**Objective:**
Write out all the entries word for word, but skip any images.

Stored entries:
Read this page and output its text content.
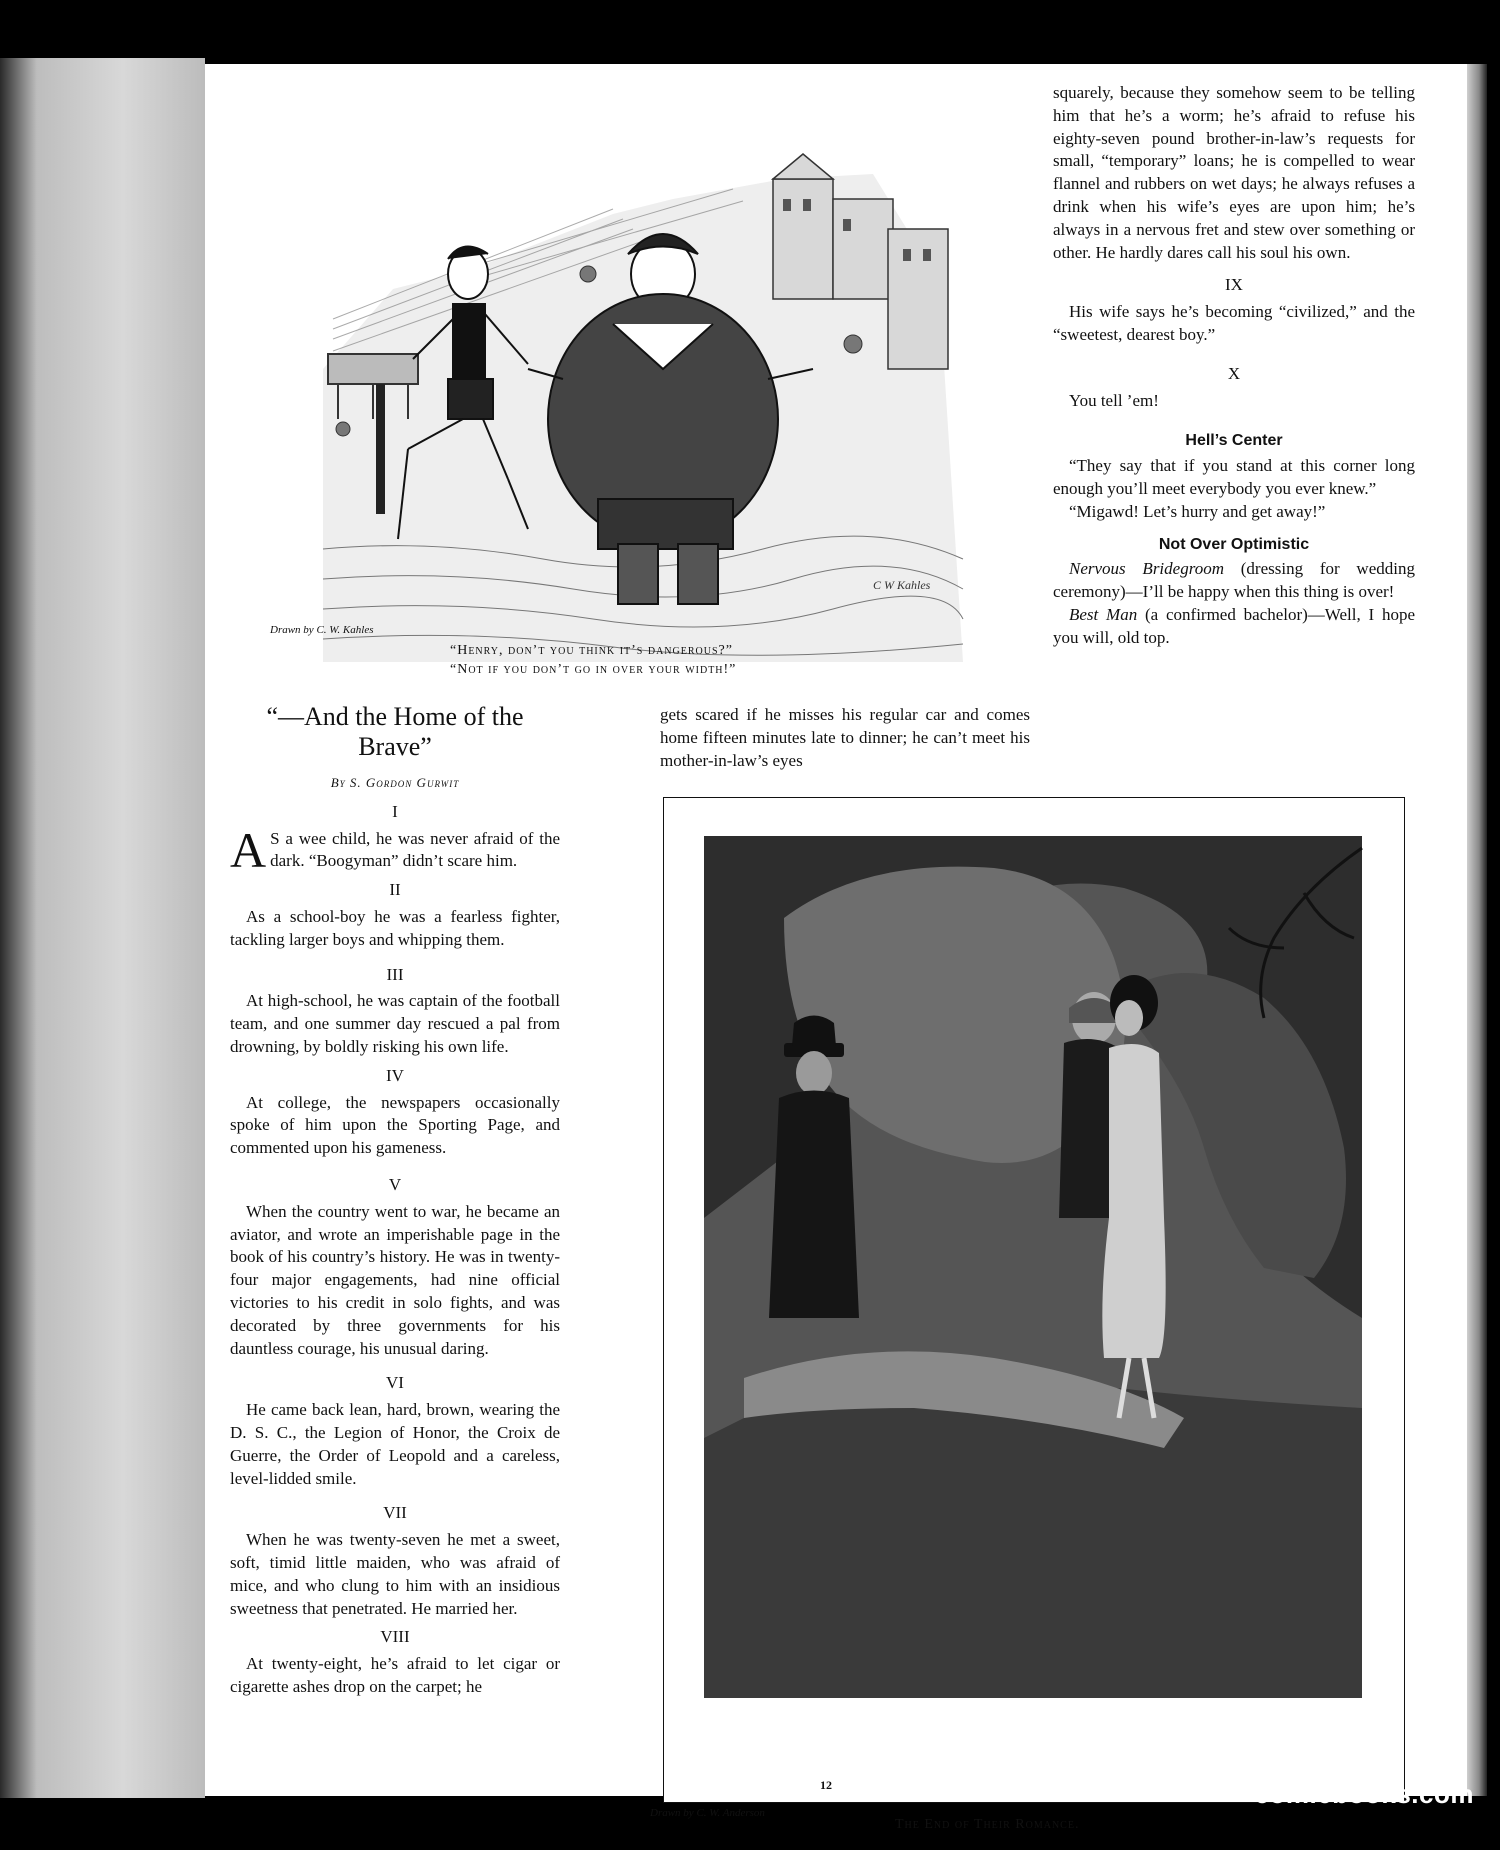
C W Kahles
Drawn by C. W. Kahles
“Henry, don’t you think it’s dangerous?”
“Not if you don’t go in over your width!”
“—And the Home of the Brave”
By S. Gordon Gurwit
I

A S a wee child, he was never afraid of the dark. “Boogyman” didn’t scare him.

II

As a school-boy he was a fearless fighter, tackling larger boys and whipping them.

III

At high-school, he was captain of the football team, and one summer day rescued a pal from drowning, by boldly risking his own life.

IV

At college, the newspapers occasionally spoke of him upon the Sporting Page, and commented upon his gameness.

V

When the country went to war, he became an aviator, and wrote an imperishable page in the book of his country’s history. He was in twenty-four major engagements, had nine official victories to his credit in solo fights, and was decorated by three governments for his dauntless courage, his unusual daring.

VI

He came back lean, hard, brown, wearing the D. S. C., the Legion of Honor, the Croix de Guerre, the Order of Leopold and a careless, level-lidded smile.

VII

When he was twenty-seven he met a sweet, soft, timid little maiden, who was afraid of mice, and who clung to him with an insidious sweetness that penetrated. He married her.

VIII

At twenty-eight, he’s afraid to let cigar or cigarette ashes drop on the carpet; he

gets scared if he misses his regular car and comes home fifteen minutes late to dinner; he can’t meet his mother-in-law’s eyes

squarely, because they somehow seem to be telling him that he’s a worm; he’s afraid to refuse his eighty-seven pound brother-in-law’s requests for small, “temporary” loans; he is compelled to wear flannel and rubbers on wet days; he always refuses a drink when his wife’s eyes are upon him; he’s always in a nervous fret and stew over something or other. He hardly dares call his soul his own.

IX

His wife says he’s becoming “civilized,” and the “sweetest, dearest boy.”

X

You tell ’em!

Hell’s Center

“They say that if you stand at this corner long enough you’ll meet everybody you ever knew.”

“Migawd! Let’s hurry and get away!”

Not Over Optimistic

Nervous Bridegroom (dressing for wedding ceremony)—I’ll be happy when this thing is over!

Best Man (a confirmed bachelor)—Well, I hope you will, old top.

Drawn by C. W. Anderson
The End of Their Romance.
12	comicbooks.com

**The output:**
Read this page and output its text content.
C W Kahles
Drawn by C. W. Kahles
“Henry, don’t you think it’s dangerous?”
“Not if you don’t go in over your width!”
“—And the Home of the Brave”
By S. Gordon Gurwit
I

A S a wee child, he was never afraid of the dark. “Boogyman” didn’t scare him.

II

As a school-boy he was a fearless fighter, tackling larger boys and whipping them.

III

At high-school, he was captain of the football team, and one summer day rescued a pal from drowning, by boldly risking his own life.

IV

At college, the newspapers occasionally spoke of him upon the Sporting Page, and commented upon his gameness.

V

When the country went to war, he became an aviator, and wrote an imperishable page in the book of his country’s history. He was in twenty-four major engagements, had nine official victories to his credit in solo fights, and was decorated by three governments for his dauntless courage, his unusual daring.

VI

He came back lean, hard, brown, wearing the D. S. C., the Legion of Honor, the Croix de Guerre, the Order of Leopold and a careless, level-lidded smile.

VII

When he was twenty-seven he met a sweet, soft, timid little maiden, who was afraid of mice, and who clung to him with an insidious sweetness that penetrated. He married her.

VIII

At twenty-eight, he’s afraid to let cigar or cigarette ashes drop on the carpet; he

gets scared if he misses his regular car and comes home fifteen minutes late to dinner; he can’t meet his mother-in-law’s eyes

squarely, because they somehow seem to be telling him that he’s a worm; he’s afraid to refuse his eighty-seven pound brother-in-law’s requests for small, “temporary” loans; he is compelled to wear flannel and rubbers on wet days; he always refuses a drink when his wife’s eyes are upon him; he’s always in a nervous fret and stew over something or other. He hardly dares call his soul his own.

IX

His wife says he’s becoming “civilized,” and the “sweetest, dearest boy.”

X

You tell ’em!

Hell’s Center

“They say that if you stand at this corner long enough you’ll meet everybody you ever knew.”

“Migawd! Let’s hurry and get away!”

Not Over Optimistic

Nervous Bridegroom (dressing for wedding ceremony)—I’ll be happy when this thing is over!

Best Man (a confirmed bachelor)—Well, I hope you will, old top.

Drawn by C. W. Anderson
The End of Their Romance.
12	comicbooks.com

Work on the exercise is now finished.